WHAT NEEDS TO BE DONE -
The records below are made of lines; count those holding the word "candlestick" and give the number only.

[Records from a data source]
=======

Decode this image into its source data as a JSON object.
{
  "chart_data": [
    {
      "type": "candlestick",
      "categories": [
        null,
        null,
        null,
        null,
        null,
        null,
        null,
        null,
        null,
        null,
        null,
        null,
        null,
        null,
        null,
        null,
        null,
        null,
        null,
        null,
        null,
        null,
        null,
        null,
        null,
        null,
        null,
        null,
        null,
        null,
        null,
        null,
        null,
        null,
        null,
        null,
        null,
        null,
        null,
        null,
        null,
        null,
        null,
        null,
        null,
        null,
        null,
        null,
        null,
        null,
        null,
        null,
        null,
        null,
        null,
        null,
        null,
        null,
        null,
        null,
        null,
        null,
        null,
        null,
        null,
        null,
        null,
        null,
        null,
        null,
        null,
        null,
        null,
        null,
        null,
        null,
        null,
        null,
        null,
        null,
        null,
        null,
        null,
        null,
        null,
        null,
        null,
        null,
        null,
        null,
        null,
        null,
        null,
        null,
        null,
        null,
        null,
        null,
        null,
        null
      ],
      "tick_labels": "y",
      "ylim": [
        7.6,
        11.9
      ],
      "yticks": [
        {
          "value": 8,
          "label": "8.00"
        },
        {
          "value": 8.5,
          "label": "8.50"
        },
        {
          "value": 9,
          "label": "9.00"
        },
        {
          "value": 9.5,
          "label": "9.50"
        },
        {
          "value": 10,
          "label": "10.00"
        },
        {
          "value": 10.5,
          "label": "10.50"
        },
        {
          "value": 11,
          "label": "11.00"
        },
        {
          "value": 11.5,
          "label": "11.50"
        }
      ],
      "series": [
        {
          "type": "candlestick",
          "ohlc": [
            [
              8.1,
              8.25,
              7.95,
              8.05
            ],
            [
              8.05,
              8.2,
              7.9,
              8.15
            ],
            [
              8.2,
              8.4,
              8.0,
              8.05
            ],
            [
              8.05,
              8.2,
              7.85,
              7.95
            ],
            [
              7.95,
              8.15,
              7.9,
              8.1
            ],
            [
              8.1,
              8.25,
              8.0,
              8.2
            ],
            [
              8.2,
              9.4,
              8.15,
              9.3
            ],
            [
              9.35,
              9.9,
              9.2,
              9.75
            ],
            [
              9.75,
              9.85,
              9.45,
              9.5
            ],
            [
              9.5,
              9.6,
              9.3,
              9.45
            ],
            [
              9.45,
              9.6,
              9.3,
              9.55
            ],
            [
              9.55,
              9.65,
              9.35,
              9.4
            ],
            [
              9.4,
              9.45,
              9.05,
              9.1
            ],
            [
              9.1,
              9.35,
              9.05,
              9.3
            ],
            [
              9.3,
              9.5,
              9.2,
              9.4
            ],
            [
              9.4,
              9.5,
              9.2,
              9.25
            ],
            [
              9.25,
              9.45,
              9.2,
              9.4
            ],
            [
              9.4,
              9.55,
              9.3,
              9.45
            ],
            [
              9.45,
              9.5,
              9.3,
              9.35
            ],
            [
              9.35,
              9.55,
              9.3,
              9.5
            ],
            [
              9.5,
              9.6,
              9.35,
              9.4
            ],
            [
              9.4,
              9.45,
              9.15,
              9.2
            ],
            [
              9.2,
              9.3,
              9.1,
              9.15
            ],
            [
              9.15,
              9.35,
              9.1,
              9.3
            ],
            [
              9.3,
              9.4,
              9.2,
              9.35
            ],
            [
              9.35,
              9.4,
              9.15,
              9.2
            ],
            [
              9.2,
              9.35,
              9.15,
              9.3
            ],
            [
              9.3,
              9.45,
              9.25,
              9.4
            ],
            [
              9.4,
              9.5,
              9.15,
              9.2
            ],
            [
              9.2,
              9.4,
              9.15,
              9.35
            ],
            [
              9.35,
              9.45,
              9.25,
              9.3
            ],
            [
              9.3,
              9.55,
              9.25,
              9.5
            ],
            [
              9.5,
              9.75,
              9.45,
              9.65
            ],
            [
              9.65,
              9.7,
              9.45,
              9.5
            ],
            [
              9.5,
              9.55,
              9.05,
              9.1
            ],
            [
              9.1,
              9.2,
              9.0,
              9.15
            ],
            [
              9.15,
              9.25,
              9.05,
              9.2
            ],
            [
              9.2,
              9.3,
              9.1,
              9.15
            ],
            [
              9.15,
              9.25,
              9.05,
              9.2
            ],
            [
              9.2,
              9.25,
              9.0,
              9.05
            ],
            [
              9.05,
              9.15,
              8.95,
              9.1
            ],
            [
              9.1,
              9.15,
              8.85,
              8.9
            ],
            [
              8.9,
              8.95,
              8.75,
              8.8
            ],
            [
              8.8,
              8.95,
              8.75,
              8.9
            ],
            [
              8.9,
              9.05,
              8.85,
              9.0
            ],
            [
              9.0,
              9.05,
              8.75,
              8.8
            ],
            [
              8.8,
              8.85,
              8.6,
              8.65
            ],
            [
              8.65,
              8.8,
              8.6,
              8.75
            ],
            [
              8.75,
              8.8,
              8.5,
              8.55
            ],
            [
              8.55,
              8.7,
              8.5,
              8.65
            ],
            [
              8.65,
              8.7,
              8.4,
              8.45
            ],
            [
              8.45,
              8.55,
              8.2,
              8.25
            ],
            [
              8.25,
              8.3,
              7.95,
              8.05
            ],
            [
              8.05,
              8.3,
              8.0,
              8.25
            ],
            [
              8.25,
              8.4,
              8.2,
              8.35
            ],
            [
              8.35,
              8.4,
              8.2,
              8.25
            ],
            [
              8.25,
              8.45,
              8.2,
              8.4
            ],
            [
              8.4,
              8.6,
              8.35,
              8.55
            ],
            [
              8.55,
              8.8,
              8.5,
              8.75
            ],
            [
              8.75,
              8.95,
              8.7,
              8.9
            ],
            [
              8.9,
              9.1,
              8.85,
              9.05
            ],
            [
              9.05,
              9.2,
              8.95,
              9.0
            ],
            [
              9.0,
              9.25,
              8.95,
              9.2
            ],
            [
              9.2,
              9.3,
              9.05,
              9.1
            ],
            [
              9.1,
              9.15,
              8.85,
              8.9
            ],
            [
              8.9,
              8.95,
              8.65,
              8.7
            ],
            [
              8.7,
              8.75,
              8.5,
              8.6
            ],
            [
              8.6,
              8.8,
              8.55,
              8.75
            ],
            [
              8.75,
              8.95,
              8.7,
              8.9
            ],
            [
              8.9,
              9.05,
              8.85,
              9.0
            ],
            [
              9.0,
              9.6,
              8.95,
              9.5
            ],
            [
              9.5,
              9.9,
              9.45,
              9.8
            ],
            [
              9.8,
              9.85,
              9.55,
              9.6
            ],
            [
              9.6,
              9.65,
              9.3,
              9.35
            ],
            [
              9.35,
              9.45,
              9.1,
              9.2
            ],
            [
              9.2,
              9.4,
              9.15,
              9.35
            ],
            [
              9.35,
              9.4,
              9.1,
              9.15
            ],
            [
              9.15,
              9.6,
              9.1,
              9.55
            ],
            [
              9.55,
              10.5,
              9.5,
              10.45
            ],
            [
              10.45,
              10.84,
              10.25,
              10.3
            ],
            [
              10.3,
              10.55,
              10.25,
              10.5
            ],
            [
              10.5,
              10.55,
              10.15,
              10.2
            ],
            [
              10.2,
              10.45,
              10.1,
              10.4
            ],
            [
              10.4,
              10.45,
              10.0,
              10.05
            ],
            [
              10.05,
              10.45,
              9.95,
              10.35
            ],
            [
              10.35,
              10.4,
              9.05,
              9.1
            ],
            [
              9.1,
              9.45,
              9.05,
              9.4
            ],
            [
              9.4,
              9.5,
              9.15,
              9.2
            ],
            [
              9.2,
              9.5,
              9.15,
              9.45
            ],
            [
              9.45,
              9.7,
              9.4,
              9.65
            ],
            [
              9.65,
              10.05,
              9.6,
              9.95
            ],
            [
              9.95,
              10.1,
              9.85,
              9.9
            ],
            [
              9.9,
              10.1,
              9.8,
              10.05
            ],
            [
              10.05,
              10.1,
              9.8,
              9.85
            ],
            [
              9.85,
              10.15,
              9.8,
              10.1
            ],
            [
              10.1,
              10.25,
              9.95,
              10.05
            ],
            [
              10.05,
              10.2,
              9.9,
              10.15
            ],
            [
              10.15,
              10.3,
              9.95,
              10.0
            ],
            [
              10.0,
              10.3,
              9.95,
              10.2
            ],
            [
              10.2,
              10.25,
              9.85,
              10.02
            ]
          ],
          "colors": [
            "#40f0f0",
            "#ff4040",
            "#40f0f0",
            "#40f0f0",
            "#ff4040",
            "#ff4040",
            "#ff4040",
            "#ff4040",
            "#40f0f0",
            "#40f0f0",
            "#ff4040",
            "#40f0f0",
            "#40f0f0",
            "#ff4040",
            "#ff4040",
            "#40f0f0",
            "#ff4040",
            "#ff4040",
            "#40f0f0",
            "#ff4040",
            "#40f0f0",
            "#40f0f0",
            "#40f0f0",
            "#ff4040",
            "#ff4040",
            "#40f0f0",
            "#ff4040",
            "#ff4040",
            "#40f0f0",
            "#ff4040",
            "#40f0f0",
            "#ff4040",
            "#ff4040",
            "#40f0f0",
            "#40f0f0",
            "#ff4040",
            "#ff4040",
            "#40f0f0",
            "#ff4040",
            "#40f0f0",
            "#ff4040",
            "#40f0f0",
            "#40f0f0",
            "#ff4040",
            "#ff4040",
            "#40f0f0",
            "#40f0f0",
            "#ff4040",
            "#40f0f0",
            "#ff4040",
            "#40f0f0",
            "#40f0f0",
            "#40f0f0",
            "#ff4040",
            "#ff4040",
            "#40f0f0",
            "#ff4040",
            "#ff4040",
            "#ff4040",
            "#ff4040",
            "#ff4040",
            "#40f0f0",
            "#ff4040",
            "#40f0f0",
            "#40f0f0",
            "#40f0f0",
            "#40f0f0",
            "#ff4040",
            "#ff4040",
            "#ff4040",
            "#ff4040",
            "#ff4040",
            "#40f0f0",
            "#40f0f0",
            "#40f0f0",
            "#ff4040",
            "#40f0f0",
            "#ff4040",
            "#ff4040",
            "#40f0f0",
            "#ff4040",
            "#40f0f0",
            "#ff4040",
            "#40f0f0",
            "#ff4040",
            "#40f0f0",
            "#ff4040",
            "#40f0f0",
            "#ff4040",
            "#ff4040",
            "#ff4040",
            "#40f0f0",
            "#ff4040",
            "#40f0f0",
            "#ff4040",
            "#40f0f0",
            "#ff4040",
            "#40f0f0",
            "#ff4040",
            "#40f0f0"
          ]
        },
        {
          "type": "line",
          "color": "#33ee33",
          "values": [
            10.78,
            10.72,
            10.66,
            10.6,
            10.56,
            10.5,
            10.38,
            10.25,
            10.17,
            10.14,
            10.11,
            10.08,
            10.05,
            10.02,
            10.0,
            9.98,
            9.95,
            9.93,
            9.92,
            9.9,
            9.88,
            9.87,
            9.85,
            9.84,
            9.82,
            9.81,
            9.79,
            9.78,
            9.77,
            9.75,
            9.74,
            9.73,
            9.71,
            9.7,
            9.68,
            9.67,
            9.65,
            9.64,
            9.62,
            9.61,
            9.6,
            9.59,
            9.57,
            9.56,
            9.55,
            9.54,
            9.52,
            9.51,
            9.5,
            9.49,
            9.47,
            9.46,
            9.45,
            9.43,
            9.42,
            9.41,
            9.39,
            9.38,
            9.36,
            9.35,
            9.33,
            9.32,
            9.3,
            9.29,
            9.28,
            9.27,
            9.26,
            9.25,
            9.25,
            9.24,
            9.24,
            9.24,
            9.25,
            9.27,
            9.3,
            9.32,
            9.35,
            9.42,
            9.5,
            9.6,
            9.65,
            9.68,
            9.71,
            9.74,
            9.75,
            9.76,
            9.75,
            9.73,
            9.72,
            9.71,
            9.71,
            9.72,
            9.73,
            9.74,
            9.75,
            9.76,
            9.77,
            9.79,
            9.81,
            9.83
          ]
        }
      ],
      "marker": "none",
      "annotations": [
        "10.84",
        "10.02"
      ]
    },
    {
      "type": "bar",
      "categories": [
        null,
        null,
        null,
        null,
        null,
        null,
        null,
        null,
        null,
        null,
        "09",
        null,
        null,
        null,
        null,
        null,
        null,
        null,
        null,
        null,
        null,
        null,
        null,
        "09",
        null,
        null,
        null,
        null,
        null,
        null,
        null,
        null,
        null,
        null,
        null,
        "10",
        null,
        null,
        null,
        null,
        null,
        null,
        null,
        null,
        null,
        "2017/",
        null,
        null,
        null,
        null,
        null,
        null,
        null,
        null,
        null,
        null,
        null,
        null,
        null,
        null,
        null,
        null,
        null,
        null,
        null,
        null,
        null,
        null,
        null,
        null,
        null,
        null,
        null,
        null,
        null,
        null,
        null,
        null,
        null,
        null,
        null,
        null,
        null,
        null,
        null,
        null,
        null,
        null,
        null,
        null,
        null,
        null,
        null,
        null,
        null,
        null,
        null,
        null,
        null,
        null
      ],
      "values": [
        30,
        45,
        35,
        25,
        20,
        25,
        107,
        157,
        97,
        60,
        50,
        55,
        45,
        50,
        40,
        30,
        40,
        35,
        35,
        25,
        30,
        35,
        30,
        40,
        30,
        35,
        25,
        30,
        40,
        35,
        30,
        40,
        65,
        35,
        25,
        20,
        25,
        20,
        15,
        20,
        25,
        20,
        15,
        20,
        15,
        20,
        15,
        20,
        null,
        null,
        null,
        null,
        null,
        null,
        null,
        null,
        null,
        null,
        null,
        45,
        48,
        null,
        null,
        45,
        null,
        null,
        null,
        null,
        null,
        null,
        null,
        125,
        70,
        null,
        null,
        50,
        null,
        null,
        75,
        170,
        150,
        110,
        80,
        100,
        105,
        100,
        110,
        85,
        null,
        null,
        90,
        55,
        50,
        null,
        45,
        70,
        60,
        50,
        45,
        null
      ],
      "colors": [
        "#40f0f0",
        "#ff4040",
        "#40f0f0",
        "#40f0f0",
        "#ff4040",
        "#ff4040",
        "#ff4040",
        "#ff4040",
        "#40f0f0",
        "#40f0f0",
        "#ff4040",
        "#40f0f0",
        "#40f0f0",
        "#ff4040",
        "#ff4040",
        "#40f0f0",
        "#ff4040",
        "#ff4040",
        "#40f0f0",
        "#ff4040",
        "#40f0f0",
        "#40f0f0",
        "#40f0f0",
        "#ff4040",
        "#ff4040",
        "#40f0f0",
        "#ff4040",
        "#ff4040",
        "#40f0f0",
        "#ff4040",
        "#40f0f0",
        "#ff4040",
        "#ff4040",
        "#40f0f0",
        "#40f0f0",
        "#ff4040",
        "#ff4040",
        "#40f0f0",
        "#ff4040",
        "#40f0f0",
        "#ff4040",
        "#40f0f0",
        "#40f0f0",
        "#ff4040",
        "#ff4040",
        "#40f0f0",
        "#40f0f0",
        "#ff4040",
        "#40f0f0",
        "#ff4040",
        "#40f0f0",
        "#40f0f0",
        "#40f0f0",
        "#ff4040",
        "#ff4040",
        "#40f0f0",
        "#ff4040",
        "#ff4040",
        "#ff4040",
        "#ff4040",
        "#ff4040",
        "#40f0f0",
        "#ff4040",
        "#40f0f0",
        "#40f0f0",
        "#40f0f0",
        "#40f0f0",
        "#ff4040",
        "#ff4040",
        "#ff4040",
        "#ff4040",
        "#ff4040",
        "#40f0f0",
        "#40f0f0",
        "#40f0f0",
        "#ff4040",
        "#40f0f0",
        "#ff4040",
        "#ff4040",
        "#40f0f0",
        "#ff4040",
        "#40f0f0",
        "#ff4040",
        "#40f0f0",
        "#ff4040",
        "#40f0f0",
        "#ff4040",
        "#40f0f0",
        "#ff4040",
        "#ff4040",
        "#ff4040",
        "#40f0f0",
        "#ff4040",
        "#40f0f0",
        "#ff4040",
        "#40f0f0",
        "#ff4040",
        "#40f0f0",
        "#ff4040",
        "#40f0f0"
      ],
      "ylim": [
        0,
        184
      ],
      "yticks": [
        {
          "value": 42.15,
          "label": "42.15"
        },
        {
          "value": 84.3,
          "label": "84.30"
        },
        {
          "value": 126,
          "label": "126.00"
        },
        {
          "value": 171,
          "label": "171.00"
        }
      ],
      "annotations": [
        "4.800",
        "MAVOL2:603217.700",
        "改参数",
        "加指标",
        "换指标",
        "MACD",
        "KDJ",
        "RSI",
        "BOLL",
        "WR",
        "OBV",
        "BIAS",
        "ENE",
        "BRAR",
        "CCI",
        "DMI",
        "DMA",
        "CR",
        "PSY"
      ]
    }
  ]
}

=======

REPLY -
2